::: RECORDS SUPPLIED :::
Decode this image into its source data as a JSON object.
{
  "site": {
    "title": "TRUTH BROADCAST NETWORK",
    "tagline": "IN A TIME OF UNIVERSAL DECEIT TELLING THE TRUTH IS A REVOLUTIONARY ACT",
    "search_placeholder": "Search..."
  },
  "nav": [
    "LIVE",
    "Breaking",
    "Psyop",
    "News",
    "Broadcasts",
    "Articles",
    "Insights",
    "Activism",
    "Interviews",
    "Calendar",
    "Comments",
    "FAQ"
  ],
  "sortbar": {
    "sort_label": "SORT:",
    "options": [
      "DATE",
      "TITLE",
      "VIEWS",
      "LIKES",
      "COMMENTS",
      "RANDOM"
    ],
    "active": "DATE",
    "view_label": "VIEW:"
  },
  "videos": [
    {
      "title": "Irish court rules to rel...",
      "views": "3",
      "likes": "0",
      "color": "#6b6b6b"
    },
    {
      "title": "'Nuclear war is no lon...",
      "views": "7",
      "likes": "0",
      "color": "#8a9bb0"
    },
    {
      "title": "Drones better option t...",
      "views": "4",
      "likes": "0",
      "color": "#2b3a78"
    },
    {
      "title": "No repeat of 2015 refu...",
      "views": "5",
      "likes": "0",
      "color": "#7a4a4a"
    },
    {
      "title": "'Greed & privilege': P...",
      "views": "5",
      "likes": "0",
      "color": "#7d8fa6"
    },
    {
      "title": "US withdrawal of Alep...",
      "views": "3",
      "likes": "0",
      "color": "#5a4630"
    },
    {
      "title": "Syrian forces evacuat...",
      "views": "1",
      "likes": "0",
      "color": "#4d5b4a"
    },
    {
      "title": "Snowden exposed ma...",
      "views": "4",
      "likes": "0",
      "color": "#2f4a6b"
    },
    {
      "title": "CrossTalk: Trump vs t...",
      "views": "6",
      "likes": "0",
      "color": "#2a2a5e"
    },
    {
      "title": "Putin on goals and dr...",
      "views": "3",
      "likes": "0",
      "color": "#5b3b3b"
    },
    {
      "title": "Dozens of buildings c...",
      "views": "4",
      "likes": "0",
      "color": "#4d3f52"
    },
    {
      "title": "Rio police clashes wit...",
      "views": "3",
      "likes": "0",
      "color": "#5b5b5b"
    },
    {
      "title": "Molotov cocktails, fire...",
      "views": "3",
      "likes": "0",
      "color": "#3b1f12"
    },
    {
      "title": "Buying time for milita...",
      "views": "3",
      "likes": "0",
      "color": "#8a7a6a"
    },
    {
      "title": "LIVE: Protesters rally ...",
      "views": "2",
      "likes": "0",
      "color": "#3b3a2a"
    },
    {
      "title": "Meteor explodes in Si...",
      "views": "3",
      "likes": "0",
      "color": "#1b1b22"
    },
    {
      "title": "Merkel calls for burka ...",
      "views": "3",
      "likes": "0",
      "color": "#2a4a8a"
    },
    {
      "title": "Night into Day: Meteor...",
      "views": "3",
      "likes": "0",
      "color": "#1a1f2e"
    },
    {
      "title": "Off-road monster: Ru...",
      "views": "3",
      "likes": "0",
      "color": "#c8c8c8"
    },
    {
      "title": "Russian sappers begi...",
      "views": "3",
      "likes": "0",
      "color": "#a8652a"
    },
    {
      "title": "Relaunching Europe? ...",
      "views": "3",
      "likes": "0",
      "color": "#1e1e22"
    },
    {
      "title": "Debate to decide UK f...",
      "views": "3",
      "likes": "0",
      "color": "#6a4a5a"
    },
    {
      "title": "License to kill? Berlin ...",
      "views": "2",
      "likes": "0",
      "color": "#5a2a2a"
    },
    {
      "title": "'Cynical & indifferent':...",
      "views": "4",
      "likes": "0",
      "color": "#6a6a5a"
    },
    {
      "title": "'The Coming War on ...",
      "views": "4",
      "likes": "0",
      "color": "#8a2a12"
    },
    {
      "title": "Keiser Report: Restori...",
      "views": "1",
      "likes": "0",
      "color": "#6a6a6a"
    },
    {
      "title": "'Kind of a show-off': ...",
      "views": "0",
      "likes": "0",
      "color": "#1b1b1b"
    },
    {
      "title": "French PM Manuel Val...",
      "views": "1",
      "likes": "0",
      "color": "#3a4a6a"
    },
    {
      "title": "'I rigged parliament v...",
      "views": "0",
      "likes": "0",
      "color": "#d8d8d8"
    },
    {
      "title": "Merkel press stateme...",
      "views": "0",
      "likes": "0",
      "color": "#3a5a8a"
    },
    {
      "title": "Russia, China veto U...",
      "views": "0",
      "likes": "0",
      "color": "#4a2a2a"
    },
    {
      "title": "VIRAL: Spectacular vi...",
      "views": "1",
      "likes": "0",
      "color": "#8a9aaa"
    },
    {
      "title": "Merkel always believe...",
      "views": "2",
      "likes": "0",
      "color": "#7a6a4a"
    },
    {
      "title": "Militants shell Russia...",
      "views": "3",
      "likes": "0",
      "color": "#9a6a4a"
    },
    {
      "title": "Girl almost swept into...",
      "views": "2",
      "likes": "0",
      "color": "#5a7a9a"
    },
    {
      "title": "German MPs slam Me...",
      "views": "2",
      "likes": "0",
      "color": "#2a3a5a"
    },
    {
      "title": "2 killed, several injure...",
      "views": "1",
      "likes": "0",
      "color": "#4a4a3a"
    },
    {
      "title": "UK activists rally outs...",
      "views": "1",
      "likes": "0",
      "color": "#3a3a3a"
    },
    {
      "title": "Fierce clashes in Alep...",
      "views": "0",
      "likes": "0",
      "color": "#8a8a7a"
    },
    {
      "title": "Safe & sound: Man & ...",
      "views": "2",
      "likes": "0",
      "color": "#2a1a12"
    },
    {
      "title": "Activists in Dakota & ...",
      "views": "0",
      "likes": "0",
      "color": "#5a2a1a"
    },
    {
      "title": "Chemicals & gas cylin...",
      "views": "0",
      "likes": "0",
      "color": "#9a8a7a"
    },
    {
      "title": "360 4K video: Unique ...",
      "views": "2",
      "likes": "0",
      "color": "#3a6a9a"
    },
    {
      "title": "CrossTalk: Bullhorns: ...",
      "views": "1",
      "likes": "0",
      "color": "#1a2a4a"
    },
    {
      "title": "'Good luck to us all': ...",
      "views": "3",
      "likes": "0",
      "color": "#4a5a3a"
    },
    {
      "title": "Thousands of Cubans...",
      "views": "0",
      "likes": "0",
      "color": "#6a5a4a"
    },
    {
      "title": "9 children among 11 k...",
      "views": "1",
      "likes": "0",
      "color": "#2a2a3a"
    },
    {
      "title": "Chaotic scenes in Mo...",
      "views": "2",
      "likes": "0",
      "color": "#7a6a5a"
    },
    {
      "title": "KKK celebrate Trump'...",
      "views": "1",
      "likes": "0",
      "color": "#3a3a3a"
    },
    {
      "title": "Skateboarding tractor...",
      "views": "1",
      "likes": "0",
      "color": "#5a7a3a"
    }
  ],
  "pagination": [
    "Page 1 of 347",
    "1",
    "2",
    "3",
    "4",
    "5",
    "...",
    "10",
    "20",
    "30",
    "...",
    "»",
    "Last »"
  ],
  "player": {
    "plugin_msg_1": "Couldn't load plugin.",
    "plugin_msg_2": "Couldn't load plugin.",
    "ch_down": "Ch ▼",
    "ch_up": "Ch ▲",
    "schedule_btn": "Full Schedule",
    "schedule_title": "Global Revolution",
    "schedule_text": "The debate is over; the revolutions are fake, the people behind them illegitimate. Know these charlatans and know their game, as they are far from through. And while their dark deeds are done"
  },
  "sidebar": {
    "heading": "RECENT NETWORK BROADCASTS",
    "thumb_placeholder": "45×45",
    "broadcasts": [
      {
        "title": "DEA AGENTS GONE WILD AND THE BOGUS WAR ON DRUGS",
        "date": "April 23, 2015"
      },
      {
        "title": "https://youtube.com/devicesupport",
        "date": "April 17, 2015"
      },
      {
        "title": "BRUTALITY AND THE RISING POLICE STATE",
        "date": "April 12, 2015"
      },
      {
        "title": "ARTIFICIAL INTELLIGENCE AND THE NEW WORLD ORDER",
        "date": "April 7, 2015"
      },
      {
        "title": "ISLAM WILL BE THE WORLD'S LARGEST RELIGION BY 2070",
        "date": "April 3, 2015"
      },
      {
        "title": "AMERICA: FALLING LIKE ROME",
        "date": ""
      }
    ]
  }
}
:::
> **WHAT YOU HAVE TO DO**:
Tally how many lines of the data include the word "WORLD". Write the number and nothing else.

> **YOUR RESPONSE**:
2